>>>>>

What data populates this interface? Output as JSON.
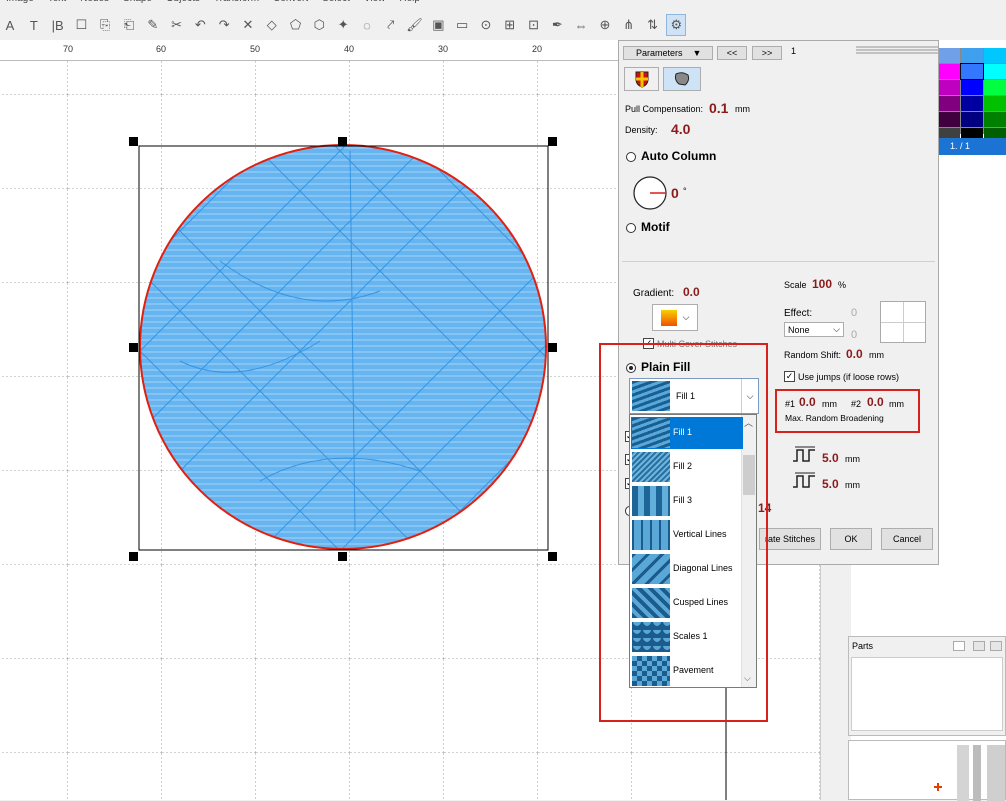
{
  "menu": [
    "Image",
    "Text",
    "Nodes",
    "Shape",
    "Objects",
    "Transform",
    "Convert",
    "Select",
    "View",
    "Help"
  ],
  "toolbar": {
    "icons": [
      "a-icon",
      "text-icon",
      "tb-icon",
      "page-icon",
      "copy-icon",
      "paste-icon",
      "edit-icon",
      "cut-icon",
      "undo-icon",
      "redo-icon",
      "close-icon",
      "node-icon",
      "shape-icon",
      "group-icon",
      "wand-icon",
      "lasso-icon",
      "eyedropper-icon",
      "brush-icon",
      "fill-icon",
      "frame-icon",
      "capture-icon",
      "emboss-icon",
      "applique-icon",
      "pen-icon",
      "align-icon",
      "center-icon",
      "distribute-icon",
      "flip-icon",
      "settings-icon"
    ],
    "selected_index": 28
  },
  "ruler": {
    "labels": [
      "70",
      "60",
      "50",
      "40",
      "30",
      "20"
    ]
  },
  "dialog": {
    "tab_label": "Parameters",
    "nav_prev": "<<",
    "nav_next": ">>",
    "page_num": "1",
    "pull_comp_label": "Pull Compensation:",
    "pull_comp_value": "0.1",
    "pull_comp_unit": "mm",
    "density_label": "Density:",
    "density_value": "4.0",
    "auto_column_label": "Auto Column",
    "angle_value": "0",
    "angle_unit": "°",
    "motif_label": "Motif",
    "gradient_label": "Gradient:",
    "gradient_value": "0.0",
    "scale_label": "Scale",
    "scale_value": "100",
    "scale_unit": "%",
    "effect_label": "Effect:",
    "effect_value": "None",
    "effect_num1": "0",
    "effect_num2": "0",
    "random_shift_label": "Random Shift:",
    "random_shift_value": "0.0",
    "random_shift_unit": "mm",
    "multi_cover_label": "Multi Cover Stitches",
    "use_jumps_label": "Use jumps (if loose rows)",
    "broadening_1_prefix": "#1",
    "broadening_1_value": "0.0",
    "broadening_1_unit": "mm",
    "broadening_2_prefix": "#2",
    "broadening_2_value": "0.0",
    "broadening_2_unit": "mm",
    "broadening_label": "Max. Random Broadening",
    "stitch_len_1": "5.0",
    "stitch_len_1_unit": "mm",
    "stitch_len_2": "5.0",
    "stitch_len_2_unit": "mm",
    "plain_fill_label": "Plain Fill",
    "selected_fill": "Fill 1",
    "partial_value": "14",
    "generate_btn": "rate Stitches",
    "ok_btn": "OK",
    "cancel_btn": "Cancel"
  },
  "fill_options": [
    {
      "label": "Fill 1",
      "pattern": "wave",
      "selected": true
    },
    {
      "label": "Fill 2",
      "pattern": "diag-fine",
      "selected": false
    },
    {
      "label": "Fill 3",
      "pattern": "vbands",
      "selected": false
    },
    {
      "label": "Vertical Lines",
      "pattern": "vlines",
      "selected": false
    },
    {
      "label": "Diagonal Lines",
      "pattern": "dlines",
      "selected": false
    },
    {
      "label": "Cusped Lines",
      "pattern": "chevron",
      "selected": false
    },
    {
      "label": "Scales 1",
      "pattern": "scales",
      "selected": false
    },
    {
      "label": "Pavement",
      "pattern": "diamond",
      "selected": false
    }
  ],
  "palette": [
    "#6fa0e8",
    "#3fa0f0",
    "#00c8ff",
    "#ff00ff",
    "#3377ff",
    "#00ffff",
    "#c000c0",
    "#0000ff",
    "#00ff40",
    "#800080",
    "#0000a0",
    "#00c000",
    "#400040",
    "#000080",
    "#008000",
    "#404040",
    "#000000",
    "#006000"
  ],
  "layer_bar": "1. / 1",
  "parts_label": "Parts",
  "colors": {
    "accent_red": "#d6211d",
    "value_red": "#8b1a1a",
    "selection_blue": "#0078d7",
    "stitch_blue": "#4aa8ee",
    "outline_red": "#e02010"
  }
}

<<<<<

Return the material word for word. Pictures are not part of the copy.

* Expected answer
What data populates this interface? Output as JSON.
{
  "menu": [
    "Image",
    "Text",
    "Nodes",
    "Shape",
    "Objects",
    "Transform",
    "Convert",
    "Select",
    "View",
    "Help"
  ],
  "toolbar": {
    "icons": [
      "a-icon",
      "text-icon",
      "tb-icon",
      "page-icon",
      "copy-icon",
      "paste-icon",
      "edit-icon",
      "cut-icon",
      "undo-icon",
      "redo-icon",
      "close-icon",
      "node-icon",
      "shape-icon",
      "group-icon",
      "wand-icon",
      "lasso-icon",
      "eyedropper-icon",
      "brush-icon",
      "fill-icon",
      "frame-icon",
      "capture-icon",
      "emboss-icon",
      "applique-icon",
      "pen-icon",
      "align-icon",
      "center-icon",
      "distribute-icon",
      "flip-icon",
      "settings-icon"
    ],
    "selected_index": 28
  },
  "ruler": {
    "labels": [
      "70",
      "60",
      "50",
      "40",
      "30",
      "20"
    ]
  },
  "dialog": {
    "tab_label": "Parameters",
    "nav_prev": "<<",
    "nav_next": ">>",
    "page_num": "1",
    "pull_comp_label": "Pull Compensation:",
    "pull_comp_value": "0.1",
    "pull_comp_unit": "mm",
    "density_label": "Density:",
    "density_value": "4.0",
    "auto_column_label": "Auto Column",
    "angle_value": "0",
    "angle_unit": "°",
    "motif_label": "Motif",
    "gradient_label": "Gradient:",
    "gradient_value": "0.0",
    "scale_label": "Scale",
    "scale_value": "100",
    "scale_unit": "%",
    "effect_label": "Effect:",
    "effect_value": "None",
    "effect_num1": "0",
    "effect_num2": "0",
    "random_shift_label": "Random Shift:",
    "random_shift_value": "0.0",
    "random_shift_unit": "mm",
    "multi_cover_label": "Multi Cover Stitches",
    "use_jumps_label": "Use jumps (if loose rows)",
    "broadening_1_prefix": "#1",
    "broadening_1_value": "0.0",
    "broadening_1_unit": "mm",
    "broadening_2_prefix": "#2",
    "broadening_2_value": "0.0",
    "broadening_2_unit": "mm",
    "broadening_label": "Max. Random Broadening",
    "stitch_len_1": "5.0",
    "stitch_len_1_unit": "mm",
    "stitch_len_2": "5.0",
    "stitch_len_2_unit": "mm",
    "plain_fill_label": "Plain Fill",
    "selected_fill": "Fill 1",
    "partial_value": "14",
    "generate_btn": "rate Stitches",
    "ok_btn": "OK",
    "cancel_btn": "Cancel"
  },
  "fill_options": [
    {
      "label": "Fill 1",
      "pattern": "wave",
      "selected": true
    },
    {
      "label": "Fill 2",
      "pattern": "diag-fine",
      "selected": false
    },
    {
      "label": "Fill 3",
      "pattern": "vbands",
      "selected": false
    },
    {
      "label": "Vertical Lines",
      "pattern": "vlines",
      "selected": false
    },
    {
      "label": "Diagonal Lines",
      "pattern": "dlines",
      "selected": false
    },
    {
      "label": "Cusped Lines",
      "pattern": "chevron",
      "selected": false
    },
    {
      "label": "Scales 1",
      "pattern": "scales",
      "selected": false
    },
    {
      "label": "Pavement",
      "pattern": "diamond",
      "selected": false
    }
  ],
  "palette": [
    "#6fa0e8",
    "#3fa0f0",
    "#00c8ff",
    "#ff00ff",
    "#3377ff",
    "#00ffff",
    "#c000c0",
    "#0000ff",
    "#00ff40",
    "#800080",
    "#0000a0",
    "#00c000",
    "#400040",
    "#000080",
    "#008000",
    "#404040",
    "#000000",
    "#006000"
  ],
  "layer_bar": "1. / 1",
  "parts_label": "Parts",
  "colors": {
    "accent_red": "#d6211d",
    "value_red": "#8b1a1a",
    "selection_blue": "#0078d7",
    "stitch_blue": "#4aa8ee",
    "outline_red": "#e02010"
  }
}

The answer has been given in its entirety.